* **GIVEN DATA**
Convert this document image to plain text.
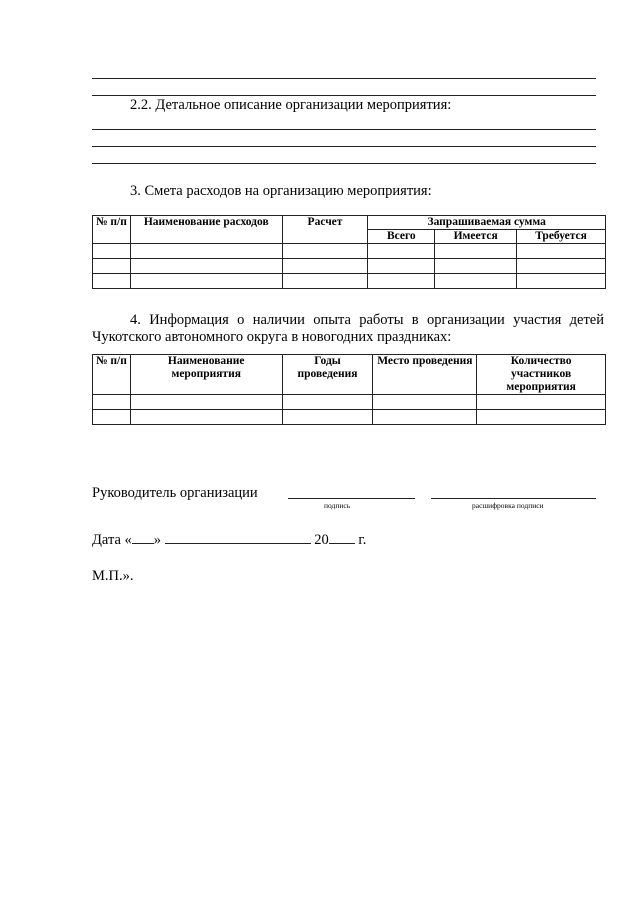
2.2. Детальное описание организации мероприятия:
3. Смета расходов на организацию мероприятия:
№ п/п	Наименование расходов	Расчет	Запрашиваемая сумма		
			Всего	Имеется	Требуется

4. Информация о наличии опыта работы в организации участия детей Чукотского автономного округа в новогодних праздниках:
№ п/п	Наименование мероприятия	Годы проведения	Место проведения	Количество участников мероприятия

Руководитель организации
подпись	расшифровка подписи
Дата « »	20 г.
М.П.».
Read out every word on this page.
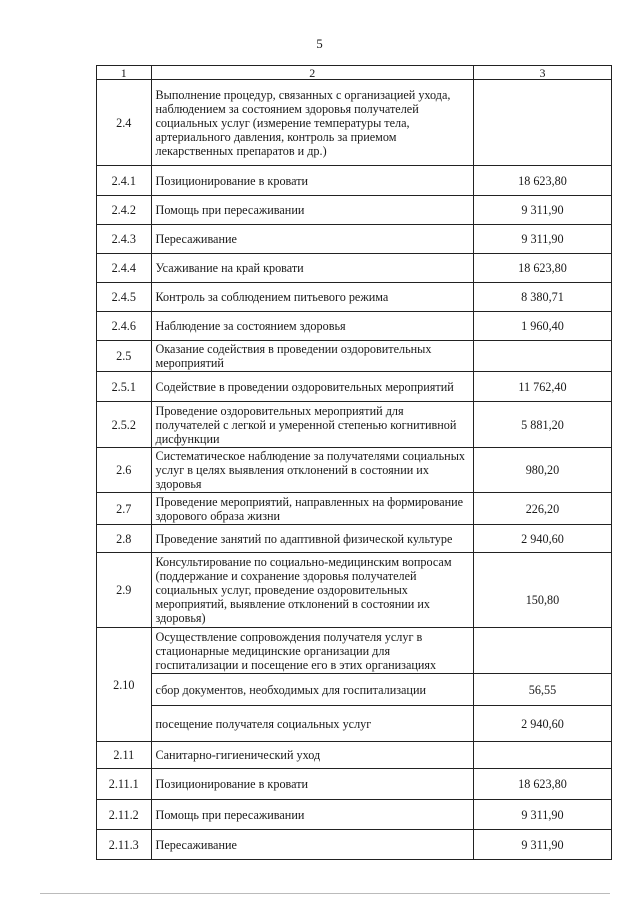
5
1	2	3
2.4	Выполнение процедур, связанных с организацией ухода, наблюдением за состоянием здоровья получателей социальных услуг (измерение температуры тела, артериального давления, контроль за приемом лекарственных препаратов и др.)	
2.4.1	Позиционирование в кровати	18 623,80
2.4.2	Помощь при пересаживании	9 311,90
2.4.3	Пересаживание	9 311,90
2.4.4	Усаживание на край кровати	18 623,80
2.4.5	Контроль за соблюдением питьевого режима	8 380,71
2.4.6	Наблюдение за состоянием здоровья	1 960,40
2.5	Оказание содействия в проведении оздоровительных мероприятий	
2.5.1	Содействие в проведении оздоровительных мероприятий	11 762,40
2.5.2	Проведение оздоровительных мероприятий для получателей с легкой и умеренной степенью когнитивной дисфункции	5 881,20
2.6	Систематическое наблюдение за получателями социальных услуг в целях выявления отклонений в состоянии их здоровья	980,20
2.7	Проведение мероприятий, направленных на формирование здорового образа жизни	226,20
2.8	Проведение занятий по адаптивной физической культуре	2 940,60
2.9	Консультирование по социально-медицинским вопросам (поддержание и сохранение здоровья получателей социальных услуг, проведение оздоровительных мероприятий, выявление отклонений в состоянии их здоровья)	150,80
2.10	Осуществление сопровождения получателя услуг в стационарные медицинские организации для госпитализации и посещение его в этих организациях	
	сбор документов, необходимых для госпитализации	56,55
	посещение получателя социальных услуг	2 940,60
2.11	Санитарно-гигиенический уход	
2.11.1	Позиционирование в кровати	18 623,80
2.11.2	Помощь при пересаживании	9 311,90
2.11.3	Пересаживание	9 311,90
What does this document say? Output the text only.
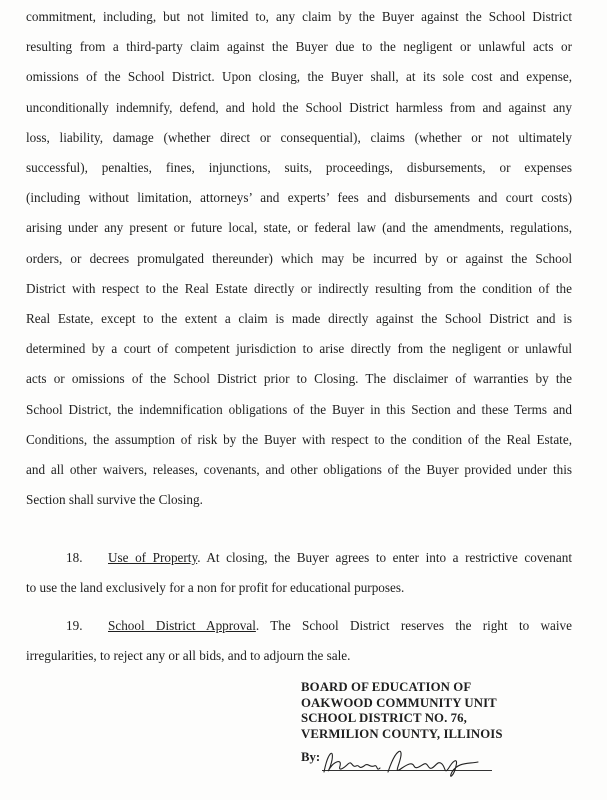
commitment, including, but not limited to, any claim by the Buyer against the School District
resulting from a third-party claim against the Buyer due to the negligent or unlawful acts or
omissions of the School District. Upon closing, the Buyer shall, at its sole cost and expense,
unconditionally indemnify, defend, and hold the School District harmless from and against any
loss, liability, damage (whether direct or consequential), claims (whether or not ultimately
successful), penalties, fines, injunctions, suits, proceedings, disbursements, or expenses
(including without limitation, attorneys’ and experts’ fees and disbursements and court costs)
arising under any present or future local, state, or federal law (and the amendments, regulations,
orders, or decrees promulgated thereunder) which may be incurred by or against the School
District with respect to the Real Estate directly or indirectly resulting from the condition of the
Real Estate, except to the extent a claim is made directly against the School District and is
determined by a court of competent jurisdiction to arise directly from the negligent or unlawful
acts or omissions of the School District prior to Closing. The disclaimer of warranties by the
School District, the indemnification obligations of the Buyer in this Section and these Terms and
Conditions, the assumption of risk by the Buyer with respect to the condition of the Real Estate,
and all other waivers, releases, covenants, and other obligations of the Buyer provided under this
Section shall survive the Closing.
18. Use of Property. At closing, the Buyer agrees to enter into a restrictive covenant
to use the land exclusively for a non for profit for educational purposes.
19. School District Approval. The School District reserves the right to waive
irregularities, to reject any or all bids, and to adjourn the sale.
BOARD OF EDUCATION OF
OAKWOOD COMMUNITY UNIT
SCHOOL DISTRICT NO. 76,
VERMILION COUNTY, ILLINOIS
By:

* **WHAT IS ASKED**
Where a line of the data holds "Наименование", show that line.

* **COMPLETE ANSWER**
№ п/п	Наименование расходов	Расчет	Запрашиваемая сумма		
№ п/п	Наименование мероприятия	Годы проведения	Место проведения	Количество участников мероприятия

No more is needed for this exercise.